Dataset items
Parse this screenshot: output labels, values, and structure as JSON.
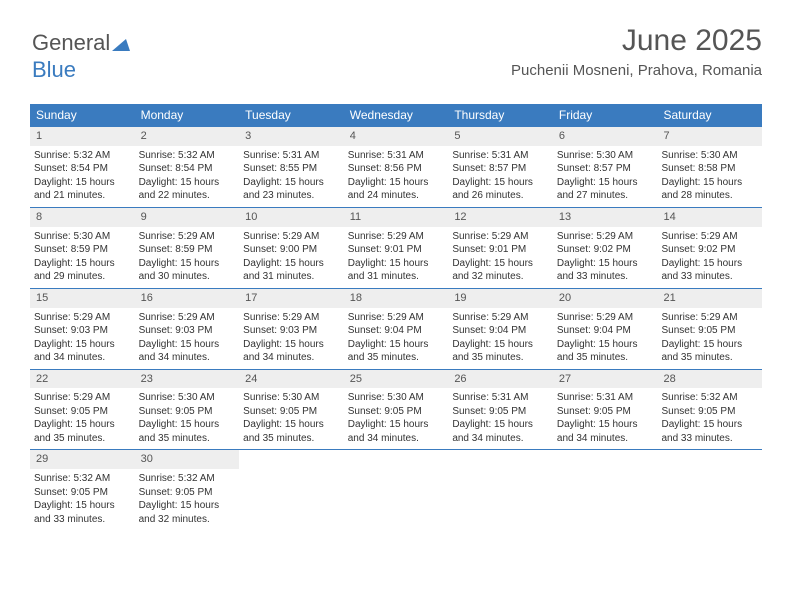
{
  "logo": {
    "text1": "General",
    "text2": "Blue"
  },
  "title": "June 2025",
  "location": "Puchenii Mosneni, Prahova, Romania",
  "colors": {
    "header_bg": "#3a7bbf",
    "header_text": "#ffffff",
    "daynum_bg": "#eeeeee",
    "border": "#3a7bbf",
    "body_text": "#333333",
    "title_text": "#555555"
  },
  "day_headers": [
    "Sunday",
    "Monday",
    "Tuesday",
    "Wednesday",
    "Thursday",
    "Friday",
    "Saturday"
  ],
  "weeks": [
    [
      {
        "n": "1",
        "sr": "Sunrise: 5:32 AM",
        "ss": "Sunset: 8:54 PM",
        "d1": "Daylight: 15 hours",
        "d2": "and 21 minutes."
      },
      {
        "n": "2",
        "sr": "Sunrise: 5:32 AM",
        "ss": "Sunset: 8:54 PM",
        "d1": "Daylight: 15 hours",
        "d2": "and 22 minutes."
      },
      {
        "n": "3",
        "sr": "Sunrise: 5:31 AM",
        "ss": "Sunset: 8:55 PM",
        "d1": "Daylight: 15 hours",
        "d2": "and 23 minutes."
      },
      {
        "n": "4",
        "sr": "Sunrise: 5:31 AM",
        "ss": "Sunset: 8:56 PM",
        "d1": "Daylight: 15 hours",
        "d2": "and 24 minutes."
      },
      {
        "n": "5",
        "sr": "Sunrise: 5:31 AM",
        "ss": "Sunset: 8:57 PM",
        "d1": "Daylight: 15 hours",
        "d2": "and 26 minutes."
      },
      {
        "n": "6",
        "sr": "Sunrise: 5:30 AM",
        "ss": "Sunset: 8:57 PM",
        "d1": "Daylight: 15 hours",
        "d2": "and 27 minutes."
      },
      {
        "n": "7",
        "sr": "Sunrise: 5:30 AM",
        "ss": "Sunset: 8:58 PM",
        "d1": "Daylight: 15 hours",
        "d2": "and 28 minutes."
      }
    ],
    [
      {
        "n": "8",
        "sr": "Sunrise: 5:30 AM",
        "ss": "Sunset: 8:59 PM",
        "d1": "Daylight: 15 hours",
        "d2": "and 29 minutes."
      },
      {
        "n": "9",
        "sr": "Sunrise: 5:29 AM",
        "ss": "Sunset: 8:59 PM",
        "d1": "Daylight: 15 hours",
        "d2": "and 30 minutes."
      },
      {
        "n": "10",
        "sr": "Sunrise: 5:29 AM",
        "ss": "Sunset: 9:00 PM",
        "d1": "Daylight: 15 hours",
        "d2": "and 31 minutes."
      },
      {
        "n": "11",
        "sr": "Sunrise: 5:29 AM",
        "ss": "Sunset: 9:01 PM",
        "d1": "Daylight: 15 hours",
        "d2": "and 31 minutes."
      },
      {
        "n": "12",
        "sr": "Sunrise: 5:29 AM",
        "ss": "Sunset: 9:01 PM",
        "d1": "Daylight: 15 hours",
        "d2": "and 32 minutes."
      },
      {
        "n": "13",
        "sr": "Sunrise: 5:29 AM",
        "ss": "Sunset: 9:02 PM",
        "d1": "Daylight: 15 hours",
        "d2": "and 33 minutes."
      },
      {
        "n": "14",
        "sr": "Sunrise: 5:29 AM",
        "ss": "Sunset: 9:02 PM",
        "d1": "Daylight: 15 hours",
        "d2": "and 33 minutes."
      }
    ],
    [
      {
        "n": "15",
        "sr": "Sunrise: 5:29 AM",
        "ss": "Sunset: 9:03 PM",
        "d1": "Daylight: 15 hours",
        "d2": "and 34 minutes."
      },
      {
        "n": "16",
        "sr": "Sunrise: 5:29 AM",
        "ss": "Sunset: 9:03 PM",
        "d1": "Daylight: 15 hours",
        "d2": "and 34 minutes."
      },
      {
        "n": "17",
        "sr": "Sunrise: 5:29 AM",
        "ss": "Sunset: 9:03 PM",
        "d1": "Daylight: 15 hours",
        "d2": "and 34 minutes."
      },
      {
        "n": "18",
        "sr": "Sunrise: 5:29 AM",
        "ss": "Sunset: 9:04 PM",
        "d1": "Daylight: 15 hours",
        "d2": "and 35 minutes."
      },
      {
        "n": "19",
        "sr": "Sunrise: 5:29 AM",
        "ss": "Sunset: 9:04 PM",
        "d1": "Daylight: 15 hours",
        "d2": "and 35 minutes."
      },
      {
        "n": "20",
        "sr": "Sunrise: 5:29 AM",
        "ss": "Sunset: 9:04 PM",
        "d1": "Daylight: 15 hours",
        "d2": "and 35 minutes."
      },
      {
        "n": "21",
        "sr": "Sunrise: 5:29 AM",
        "ss": "Sunset: 9:05 PM",
        "d1": "Daylight: 15 hours",
        "d2": "and 35 minutes."
      }
    ],
    [
      {
        "n": "22",
        "sr": "Sunrise: 5:29 AM",
        "ss": "Sunset: 9:05 PM",
        "d1": "Daylight: 15 hours",
        "d2": "and 35 minutes."
      },
      {
        "n": "23",
        "sr": "Sunrise: 5:30 AM",
        "ss": "Sunset: 9:05 PM",
        "d1": "Daylight: 15 hours",
        "d2": "and 35 minutes."
      },
      {
        "n": "24",
        "sr": "Sunrise: 5:30 AM",
        "ss": "Sunset: 9:05 PM",
        "d1": "Daylight: 15 hours",
        "d2": "and 35 minutes."
      },
      {
        "n": "25",
        "sr": "Sunrise: 5:30 AM",
        "ss": "Sunset: 9:05 PM",
        "d1": "Daylight: 15 hours",
        "d2": "and 34 minutes."
      },
      {
        "n": "26",
        "sr": "Sunrise: 5:31 AM",
        "ss": "Sunset: 9:05 PM",
        "d1": "Daylight: 15 hours",
        "d2": "and 34 minutes."
      },
      {
        "n": "27",
        "sr": "Sunrise: 5:31 AM",
        "ss": "Sunset: 9:05 PM",
        "d1": "Daylight: 15 hours",
        "d2": "and 34 minutes."
      },
      {
        "n": "28",
        "sr": "Sunrise: 5:32 AM",
        "ss": "Sunset: 9:05 PM",
        "d1": "Daylight: 15 hours",
        "d2": "and 33 minutes."
      }
    ],
    [
      {
        "n": "29",
        "sr": "Sunrise: 5:32 AM",
        "ss": "Sunset: 9:05 PM",
        "d1": "Daylight: 15 hours",
        "d2": "and 33 minutes."
      },
      {
        "n": "30",
        "sr": "Sunrise: 5:32 AM",
        "ss": "Sunset: 9:05 PM",
        "d1": "Daylight: 15 hours",
        "d2": "and 32 minutes."
      },
      null,
      null,
      null,
      null,
      null
    ]
  ]
}
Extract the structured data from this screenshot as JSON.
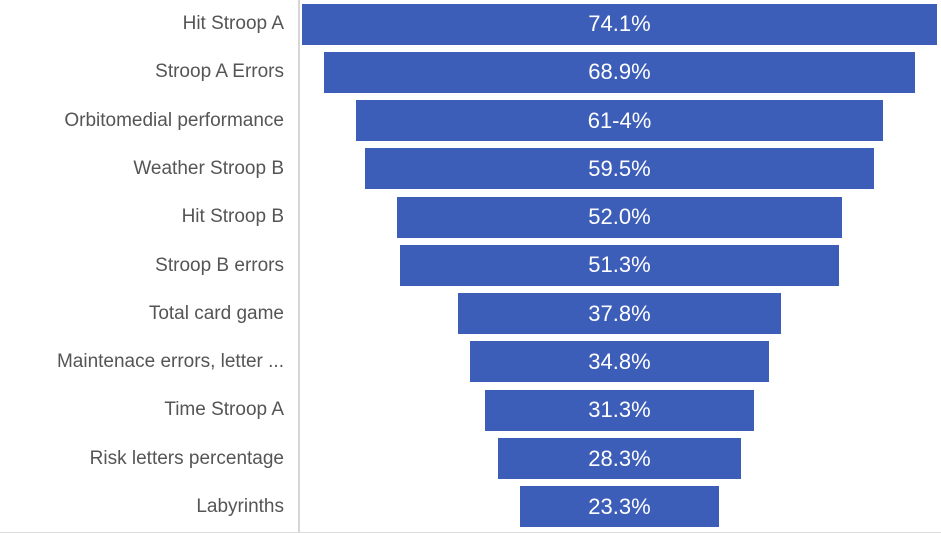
{
  "chart_data": {
    "type": "bar",
    "subtype": "funnel",
    "orientation": "horizontal-centered",
    "title": "",
    "xlabel": "",
    "ylabel": "",
    "legend": "none",
    "grid": false,
    "categories": [
      "Hit Stroop A",
      "Stroop A Errors",
      "Orbitomedial performance",
      "Weather Stroop B",
      "Hit Stroop B",
      "Stroop B errors",
      "Total card game",
      "Maintenace errors, letter ...",
      "Time Stroop A",
      "Risk letters percentage",
      "Labyrinths"
    ],
    "values": [
      74.1,
      68.9,
      61.4,
      59.5,
      52.0,
      51.3,
      37.8,
      34.8,
      31.3,
      28.3,
      23.3
    ],
    "value_labels": [
      "74.1%",
      "68.9%",
      "61-4%",
      "59.5%",
      "52.0%",
      "51.3%",
      "37.8%",
      "34.8%",
      "31.3%",
      "28.3%",
      "23.3%"
    ],
    "max_value": 74.1,
    "max_bar_width_fraction": 0.9875,
    "colors": {
      "bar": "#3d5eb8",
      "value_text": "#ffffff",
      "category_text": "#555555",
      "axis_line": "#d6d6d6",
      "baseline": "#dcdcdc",
      "background": "#ffffff"
    }
  }
}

• _EXERCISE OBJECTIVE_
Exactly the lines from the line with "Extract the structured" through the last line of the listing, both included, should be extracted, and the pictures left behind.

• _REPLY_
Extract the structured data from this screenshot as JSON.
{
  "chart_data": {
    "type": "bar",
    "subtype": "funnel",
    "orientation": "horizontal-centered",
    "title": "",
    "xlabel": "",
    "ylabel": "",
    "legend": "none",
    "grid": false,
    "categories": [
      "Hit Stroop A",
      "Stroop A Errors",
      "Orbitomedial performance",
      "Weather Stroop B",
      "Hit Stroop B",
      "Stroop B errors",
      "Total card game",
      "Maintenace errors, letter ...",
      "Time Stroop A",
      "Risk letters percentage",
      "Labyrinths"
    ],
    "values": [
      74.1,
      68.9,
      61.4,
      59.5,
      52.0,
      51.3,
      37.8,
      34.8,
      31.3,
      28.3,
      23.3
    ],
    "value_labels": [
      "74.1%",
      "68.9%",
      "61-4%",
      "59.5%",
      "52.0%",
      "51.3%",
      "37.8%",
      "34.8%",
      "31.3%",
      "28.3%",
      "23.3%"
    ],
    "max_value": 74.1,
    "max_bar_width_fraction": 0.9875,
    "colors": {
      "bar": "#3d5eb8",
      "value_text": "#ffffff",
      "category_text": "#555555",
      "axis_line": "#d6d6d6",
      "baseline": "#dcdcdc",
      "background": "#ffffff"
    }
  }
}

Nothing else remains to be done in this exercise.